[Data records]

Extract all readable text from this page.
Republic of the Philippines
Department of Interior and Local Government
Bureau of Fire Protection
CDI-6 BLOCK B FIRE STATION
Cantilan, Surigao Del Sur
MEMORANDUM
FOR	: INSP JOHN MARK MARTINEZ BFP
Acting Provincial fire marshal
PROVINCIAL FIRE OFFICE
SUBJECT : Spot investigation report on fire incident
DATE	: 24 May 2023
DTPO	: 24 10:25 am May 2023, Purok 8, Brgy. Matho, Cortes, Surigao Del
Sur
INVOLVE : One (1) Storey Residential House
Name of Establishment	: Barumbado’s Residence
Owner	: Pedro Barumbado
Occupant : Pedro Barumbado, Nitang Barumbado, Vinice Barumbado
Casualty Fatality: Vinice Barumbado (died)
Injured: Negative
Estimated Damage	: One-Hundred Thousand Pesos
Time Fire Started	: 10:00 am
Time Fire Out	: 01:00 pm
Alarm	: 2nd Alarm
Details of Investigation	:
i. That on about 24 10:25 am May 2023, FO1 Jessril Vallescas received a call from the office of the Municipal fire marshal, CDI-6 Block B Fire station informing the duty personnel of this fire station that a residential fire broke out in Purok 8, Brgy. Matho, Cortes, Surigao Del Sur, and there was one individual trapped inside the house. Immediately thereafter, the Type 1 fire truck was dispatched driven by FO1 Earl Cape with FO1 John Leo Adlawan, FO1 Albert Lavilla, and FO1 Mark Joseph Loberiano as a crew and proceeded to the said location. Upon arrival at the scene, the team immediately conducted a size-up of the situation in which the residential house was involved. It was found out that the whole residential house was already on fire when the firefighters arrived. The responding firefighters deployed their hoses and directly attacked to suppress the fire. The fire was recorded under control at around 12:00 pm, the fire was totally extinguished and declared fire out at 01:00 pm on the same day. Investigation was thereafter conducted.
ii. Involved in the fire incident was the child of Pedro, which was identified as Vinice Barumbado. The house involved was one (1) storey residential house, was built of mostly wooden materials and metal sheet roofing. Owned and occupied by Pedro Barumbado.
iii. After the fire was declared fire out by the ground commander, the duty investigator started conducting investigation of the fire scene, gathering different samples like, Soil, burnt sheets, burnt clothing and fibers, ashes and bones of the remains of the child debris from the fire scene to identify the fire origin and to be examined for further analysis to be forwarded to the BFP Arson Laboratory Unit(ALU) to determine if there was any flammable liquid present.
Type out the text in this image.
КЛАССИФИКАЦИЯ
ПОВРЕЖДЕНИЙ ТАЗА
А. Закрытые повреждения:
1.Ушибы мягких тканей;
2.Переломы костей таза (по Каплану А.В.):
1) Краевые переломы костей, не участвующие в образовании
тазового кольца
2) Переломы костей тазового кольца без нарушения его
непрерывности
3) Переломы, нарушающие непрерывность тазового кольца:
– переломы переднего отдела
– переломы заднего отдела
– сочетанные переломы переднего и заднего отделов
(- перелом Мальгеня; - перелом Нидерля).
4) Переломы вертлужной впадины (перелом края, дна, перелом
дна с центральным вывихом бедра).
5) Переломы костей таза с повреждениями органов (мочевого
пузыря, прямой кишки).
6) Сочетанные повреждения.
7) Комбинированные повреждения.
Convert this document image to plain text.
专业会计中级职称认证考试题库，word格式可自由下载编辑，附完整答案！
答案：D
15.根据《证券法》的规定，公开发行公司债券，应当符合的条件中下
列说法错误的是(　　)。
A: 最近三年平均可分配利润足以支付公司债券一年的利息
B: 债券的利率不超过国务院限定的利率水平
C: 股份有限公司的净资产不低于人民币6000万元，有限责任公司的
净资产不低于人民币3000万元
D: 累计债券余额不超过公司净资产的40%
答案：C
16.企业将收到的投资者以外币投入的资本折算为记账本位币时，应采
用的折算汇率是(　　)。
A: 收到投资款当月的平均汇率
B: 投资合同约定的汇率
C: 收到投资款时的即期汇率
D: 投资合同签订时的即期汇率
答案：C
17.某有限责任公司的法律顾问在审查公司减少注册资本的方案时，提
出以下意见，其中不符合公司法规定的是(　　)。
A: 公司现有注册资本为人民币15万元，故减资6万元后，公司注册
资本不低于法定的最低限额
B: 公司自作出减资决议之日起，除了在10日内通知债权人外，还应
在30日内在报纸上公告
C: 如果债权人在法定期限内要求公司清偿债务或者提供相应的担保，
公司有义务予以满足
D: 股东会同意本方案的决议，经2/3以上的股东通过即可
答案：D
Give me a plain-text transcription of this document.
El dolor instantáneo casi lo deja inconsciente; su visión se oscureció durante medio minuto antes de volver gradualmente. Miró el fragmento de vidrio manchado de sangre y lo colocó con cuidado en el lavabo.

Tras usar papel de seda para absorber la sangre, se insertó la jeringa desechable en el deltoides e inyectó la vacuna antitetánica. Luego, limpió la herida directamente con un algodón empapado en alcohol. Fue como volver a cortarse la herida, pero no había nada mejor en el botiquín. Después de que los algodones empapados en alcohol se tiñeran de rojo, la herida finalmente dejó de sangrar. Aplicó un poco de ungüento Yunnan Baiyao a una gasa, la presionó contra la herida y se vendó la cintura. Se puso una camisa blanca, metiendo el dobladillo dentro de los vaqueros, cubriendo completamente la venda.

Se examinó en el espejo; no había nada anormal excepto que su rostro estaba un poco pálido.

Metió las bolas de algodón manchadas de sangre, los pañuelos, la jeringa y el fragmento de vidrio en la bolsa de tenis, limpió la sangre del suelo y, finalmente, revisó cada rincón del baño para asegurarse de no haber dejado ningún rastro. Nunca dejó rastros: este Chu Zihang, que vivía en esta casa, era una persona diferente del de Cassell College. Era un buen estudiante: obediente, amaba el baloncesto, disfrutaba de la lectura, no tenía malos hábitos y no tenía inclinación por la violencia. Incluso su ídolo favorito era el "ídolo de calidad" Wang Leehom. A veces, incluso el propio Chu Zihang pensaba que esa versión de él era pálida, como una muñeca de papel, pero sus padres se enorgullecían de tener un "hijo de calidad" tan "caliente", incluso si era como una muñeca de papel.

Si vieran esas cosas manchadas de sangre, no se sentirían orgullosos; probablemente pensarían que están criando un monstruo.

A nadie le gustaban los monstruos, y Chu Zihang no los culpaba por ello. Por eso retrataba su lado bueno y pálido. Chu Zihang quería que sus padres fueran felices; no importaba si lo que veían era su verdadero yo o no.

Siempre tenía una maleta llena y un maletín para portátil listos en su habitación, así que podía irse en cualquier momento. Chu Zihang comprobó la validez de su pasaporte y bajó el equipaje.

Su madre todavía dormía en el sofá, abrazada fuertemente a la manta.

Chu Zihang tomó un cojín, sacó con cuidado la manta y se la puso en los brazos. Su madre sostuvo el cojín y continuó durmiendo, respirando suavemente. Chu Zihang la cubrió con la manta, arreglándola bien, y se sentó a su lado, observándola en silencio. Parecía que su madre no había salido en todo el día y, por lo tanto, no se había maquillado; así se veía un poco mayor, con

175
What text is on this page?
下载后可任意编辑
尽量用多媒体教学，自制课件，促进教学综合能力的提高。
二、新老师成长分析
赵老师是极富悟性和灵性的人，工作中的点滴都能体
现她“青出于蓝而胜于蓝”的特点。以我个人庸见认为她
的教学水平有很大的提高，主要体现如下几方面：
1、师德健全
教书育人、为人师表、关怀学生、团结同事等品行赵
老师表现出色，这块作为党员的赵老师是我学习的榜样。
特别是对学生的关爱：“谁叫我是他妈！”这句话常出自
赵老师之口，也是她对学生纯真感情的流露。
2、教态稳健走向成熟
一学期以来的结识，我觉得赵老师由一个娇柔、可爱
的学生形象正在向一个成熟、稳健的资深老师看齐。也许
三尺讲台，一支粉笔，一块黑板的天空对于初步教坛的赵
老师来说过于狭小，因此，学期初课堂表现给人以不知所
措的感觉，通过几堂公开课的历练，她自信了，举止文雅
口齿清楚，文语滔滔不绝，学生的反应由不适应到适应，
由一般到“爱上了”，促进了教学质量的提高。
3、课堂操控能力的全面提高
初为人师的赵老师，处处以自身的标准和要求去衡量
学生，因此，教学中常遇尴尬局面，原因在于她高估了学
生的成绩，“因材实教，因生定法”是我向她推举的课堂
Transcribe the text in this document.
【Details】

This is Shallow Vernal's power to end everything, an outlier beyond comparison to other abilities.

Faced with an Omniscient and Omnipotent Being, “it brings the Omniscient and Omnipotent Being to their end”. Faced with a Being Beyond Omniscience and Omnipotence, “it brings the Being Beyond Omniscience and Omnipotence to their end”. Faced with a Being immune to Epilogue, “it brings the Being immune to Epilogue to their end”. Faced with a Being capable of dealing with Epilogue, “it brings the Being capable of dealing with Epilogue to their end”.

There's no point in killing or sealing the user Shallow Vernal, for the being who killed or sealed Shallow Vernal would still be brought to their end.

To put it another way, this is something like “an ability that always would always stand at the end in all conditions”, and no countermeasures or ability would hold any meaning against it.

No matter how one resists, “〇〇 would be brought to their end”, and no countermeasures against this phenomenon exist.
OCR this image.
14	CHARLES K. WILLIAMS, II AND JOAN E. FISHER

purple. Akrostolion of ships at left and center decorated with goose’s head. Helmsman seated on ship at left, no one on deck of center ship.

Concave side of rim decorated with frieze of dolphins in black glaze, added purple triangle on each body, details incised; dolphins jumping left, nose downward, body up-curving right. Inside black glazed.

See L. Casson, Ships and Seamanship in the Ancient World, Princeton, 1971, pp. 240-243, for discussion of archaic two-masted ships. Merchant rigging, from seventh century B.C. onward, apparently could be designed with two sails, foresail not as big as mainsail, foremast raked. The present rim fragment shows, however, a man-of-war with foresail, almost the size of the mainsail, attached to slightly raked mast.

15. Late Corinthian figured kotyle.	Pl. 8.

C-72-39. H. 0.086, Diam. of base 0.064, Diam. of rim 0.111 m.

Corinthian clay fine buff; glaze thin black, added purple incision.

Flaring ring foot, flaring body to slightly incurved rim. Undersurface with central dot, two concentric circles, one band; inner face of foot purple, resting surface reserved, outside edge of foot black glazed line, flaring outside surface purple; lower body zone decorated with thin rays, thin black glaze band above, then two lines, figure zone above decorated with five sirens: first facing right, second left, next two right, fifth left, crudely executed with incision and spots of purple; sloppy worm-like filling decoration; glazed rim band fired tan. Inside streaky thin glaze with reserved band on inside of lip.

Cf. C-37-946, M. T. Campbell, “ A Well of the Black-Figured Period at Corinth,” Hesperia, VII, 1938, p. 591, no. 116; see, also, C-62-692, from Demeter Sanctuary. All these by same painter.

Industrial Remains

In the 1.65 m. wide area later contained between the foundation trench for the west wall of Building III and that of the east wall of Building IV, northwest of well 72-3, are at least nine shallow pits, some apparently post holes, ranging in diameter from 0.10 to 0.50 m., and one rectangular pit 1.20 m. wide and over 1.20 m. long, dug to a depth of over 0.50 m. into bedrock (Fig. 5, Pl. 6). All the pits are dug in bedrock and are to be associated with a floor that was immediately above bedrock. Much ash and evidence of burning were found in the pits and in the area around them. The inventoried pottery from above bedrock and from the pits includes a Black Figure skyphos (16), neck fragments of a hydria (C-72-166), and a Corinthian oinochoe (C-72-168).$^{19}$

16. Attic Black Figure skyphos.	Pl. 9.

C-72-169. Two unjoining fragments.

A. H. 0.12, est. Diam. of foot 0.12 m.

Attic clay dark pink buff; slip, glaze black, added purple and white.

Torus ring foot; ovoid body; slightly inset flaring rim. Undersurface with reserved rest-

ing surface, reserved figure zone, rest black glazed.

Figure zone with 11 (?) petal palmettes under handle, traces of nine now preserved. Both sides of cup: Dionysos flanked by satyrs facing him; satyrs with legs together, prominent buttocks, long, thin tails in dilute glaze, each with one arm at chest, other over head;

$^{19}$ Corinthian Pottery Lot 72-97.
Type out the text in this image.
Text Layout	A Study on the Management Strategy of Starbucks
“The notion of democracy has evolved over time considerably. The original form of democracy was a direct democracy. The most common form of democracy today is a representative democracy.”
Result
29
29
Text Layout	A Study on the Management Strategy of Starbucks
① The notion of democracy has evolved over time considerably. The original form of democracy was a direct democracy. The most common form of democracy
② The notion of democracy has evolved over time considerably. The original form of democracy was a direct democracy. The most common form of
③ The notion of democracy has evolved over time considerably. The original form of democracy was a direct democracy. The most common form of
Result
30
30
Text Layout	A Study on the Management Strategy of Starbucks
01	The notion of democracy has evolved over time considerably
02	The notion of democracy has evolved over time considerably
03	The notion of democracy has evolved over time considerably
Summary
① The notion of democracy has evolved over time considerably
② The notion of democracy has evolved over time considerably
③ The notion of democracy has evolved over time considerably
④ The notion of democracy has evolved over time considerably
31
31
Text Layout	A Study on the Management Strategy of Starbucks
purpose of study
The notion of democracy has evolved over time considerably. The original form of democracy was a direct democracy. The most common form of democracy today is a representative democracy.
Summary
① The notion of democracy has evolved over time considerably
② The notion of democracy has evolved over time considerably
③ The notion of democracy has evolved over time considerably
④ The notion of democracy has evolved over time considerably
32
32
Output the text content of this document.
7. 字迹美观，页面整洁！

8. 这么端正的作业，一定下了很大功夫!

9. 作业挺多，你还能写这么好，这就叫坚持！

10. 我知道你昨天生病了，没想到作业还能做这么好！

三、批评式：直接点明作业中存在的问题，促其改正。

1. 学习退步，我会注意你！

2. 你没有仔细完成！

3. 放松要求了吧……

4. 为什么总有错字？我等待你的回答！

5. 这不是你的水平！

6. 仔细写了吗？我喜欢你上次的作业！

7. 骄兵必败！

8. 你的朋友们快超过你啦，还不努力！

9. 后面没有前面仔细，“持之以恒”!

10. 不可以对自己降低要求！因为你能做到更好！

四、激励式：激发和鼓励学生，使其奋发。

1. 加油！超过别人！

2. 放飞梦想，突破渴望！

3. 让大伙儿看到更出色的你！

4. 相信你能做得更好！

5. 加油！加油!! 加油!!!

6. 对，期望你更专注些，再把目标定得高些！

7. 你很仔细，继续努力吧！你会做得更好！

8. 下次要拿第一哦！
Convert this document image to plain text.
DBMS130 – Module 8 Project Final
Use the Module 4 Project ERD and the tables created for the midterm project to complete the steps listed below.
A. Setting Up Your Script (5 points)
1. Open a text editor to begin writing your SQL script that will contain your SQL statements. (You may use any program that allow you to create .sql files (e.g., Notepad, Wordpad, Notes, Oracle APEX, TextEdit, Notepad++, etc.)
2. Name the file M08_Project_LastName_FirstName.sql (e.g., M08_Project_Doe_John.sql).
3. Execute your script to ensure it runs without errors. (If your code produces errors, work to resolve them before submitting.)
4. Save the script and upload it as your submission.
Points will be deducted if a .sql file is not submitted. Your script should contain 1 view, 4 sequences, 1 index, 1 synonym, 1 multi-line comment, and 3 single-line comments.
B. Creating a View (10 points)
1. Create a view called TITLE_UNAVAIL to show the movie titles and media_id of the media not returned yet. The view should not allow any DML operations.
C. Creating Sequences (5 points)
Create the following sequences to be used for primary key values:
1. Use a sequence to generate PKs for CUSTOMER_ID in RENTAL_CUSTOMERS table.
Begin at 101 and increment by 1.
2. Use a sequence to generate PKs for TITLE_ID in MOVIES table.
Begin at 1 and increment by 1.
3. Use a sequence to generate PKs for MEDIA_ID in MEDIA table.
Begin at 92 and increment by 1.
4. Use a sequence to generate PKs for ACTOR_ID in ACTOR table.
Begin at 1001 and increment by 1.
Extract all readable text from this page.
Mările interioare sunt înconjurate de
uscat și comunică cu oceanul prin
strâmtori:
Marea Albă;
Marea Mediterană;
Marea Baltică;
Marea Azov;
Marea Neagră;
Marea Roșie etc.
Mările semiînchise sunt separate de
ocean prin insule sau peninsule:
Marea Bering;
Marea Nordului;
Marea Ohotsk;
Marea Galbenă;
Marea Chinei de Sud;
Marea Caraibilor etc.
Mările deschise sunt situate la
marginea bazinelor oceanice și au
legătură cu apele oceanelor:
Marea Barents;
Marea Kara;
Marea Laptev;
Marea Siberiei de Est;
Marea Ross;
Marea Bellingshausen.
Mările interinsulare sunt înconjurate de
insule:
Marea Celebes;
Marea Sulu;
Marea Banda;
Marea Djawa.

## PROBLEM DESCRIPTION:
Copy out each line in the listing that has the word "заднего".

## ANSWER:
– переломы заднего отдела
– сочетанные переломы переднего и заднего отделов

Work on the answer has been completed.